## Stored rows
* * * * *
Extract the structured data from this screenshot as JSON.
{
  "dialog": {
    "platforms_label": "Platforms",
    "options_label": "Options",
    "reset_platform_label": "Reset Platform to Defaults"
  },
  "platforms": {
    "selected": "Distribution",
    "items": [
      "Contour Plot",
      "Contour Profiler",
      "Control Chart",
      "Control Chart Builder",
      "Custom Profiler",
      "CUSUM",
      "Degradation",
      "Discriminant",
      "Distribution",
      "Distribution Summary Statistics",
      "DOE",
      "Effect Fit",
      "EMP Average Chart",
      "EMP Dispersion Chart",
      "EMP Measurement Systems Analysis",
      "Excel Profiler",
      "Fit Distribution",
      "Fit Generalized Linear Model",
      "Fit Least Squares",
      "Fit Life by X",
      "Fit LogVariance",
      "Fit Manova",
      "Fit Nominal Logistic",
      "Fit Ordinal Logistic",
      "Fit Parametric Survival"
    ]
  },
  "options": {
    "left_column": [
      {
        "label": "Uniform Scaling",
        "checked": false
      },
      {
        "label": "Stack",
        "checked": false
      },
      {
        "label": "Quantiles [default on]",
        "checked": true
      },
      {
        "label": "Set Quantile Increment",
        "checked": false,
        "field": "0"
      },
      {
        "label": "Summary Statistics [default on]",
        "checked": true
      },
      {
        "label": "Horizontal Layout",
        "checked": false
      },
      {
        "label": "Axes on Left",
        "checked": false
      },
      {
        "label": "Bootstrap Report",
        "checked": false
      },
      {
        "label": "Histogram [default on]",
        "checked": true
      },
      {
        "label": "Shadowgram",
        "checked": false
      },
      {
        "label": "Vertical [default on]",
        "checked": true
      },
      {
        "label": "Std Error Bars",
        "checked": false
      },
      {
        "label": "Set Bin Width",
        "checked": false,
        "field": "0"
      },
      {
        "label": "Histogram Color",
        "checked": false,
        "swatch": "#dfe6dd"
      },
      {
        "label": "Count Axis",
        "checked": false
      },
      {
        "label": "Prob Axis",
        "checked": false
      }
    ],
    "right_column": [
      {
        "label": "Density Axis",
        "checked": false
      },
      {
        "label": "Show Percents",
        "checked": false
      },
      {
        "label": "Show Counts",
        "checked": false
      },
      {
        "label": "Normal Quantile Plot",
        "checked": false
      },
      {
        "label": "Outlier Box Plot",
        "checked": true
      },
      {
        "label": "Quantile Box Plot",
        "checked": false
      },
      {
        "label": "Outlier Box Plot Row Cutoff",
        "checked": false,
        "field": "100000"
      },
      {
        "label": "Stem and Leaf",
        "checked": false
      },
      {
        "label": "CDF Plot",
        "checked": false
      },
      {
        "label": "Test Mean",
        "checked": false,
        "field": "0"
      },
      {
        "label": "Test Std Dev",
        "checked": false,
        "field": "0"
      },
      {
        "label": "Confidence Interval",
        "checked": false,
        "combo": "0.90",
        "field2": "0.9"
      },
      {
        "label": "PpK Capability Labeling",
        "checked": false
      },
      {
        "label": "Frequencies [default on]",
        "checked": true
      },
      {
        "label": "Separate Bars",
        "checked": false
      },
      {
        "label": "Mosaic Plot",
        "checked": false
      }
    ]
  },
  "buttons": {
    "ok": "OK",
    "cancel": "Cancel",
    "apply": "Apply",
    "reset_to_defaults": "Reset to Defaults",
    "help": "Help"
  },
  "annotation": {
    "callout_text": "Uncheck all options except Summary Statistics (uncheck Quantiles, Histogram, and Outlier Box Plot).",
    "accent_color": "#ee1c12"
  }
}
* * * * *
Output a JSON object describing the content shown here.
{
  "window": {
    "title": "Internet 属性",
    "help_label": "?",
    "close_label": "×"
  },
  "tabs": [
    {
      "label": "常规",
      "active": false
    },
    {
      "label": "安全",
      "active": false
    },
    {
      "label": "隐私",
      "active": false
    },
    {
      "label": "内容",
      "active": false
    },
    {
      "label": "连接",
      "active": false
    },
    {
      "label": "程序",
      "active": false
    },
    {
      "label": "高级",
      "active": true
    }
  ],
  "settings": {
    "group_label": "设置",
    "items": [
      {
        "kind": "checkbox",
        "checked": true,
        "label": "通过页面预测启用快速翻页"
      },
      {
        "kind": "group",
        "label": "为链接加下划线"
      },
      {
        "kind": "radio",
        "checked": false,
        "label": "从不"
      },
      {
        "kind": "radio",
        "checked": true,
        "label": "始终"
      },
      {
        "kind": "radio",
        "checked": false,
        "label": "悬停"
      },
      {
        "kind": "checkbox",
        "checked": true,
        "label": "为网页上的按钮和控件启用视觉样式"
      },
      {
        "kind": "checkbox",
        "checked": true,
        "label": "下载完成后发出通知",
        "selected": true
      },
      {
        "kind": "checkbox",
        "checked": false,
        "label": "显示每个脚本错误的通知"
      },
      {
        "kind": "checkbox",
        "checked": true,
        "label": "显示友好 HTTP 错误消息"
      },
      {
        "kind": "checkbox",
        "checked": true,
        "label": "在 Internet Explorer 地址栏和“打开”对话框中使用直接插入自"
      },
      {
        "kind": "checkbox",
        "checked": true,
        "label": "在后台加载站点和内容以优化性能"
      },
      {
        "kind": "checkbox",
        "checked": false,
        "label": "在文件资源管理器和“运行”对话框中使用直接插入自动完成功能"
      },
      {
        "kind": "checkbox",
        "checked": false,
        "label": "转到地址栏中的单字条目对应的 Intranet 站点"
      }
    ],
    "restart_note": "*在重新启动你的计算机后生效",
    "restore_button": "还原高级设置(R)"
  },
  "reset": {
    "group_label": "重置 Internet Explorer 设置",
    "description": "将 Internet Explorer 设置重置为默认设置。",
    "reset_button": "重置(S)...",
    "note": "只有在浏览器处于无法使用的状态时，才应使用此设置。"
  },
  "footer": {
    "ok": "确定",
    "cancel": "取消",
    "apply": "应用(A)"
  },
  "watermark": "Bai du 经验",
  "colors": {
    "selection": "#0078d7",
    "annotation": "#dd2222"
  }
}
* * * * *
## Your objective
How many lines of the data hold the string "Statistics"? Reply with the number alone.

## Complete response
3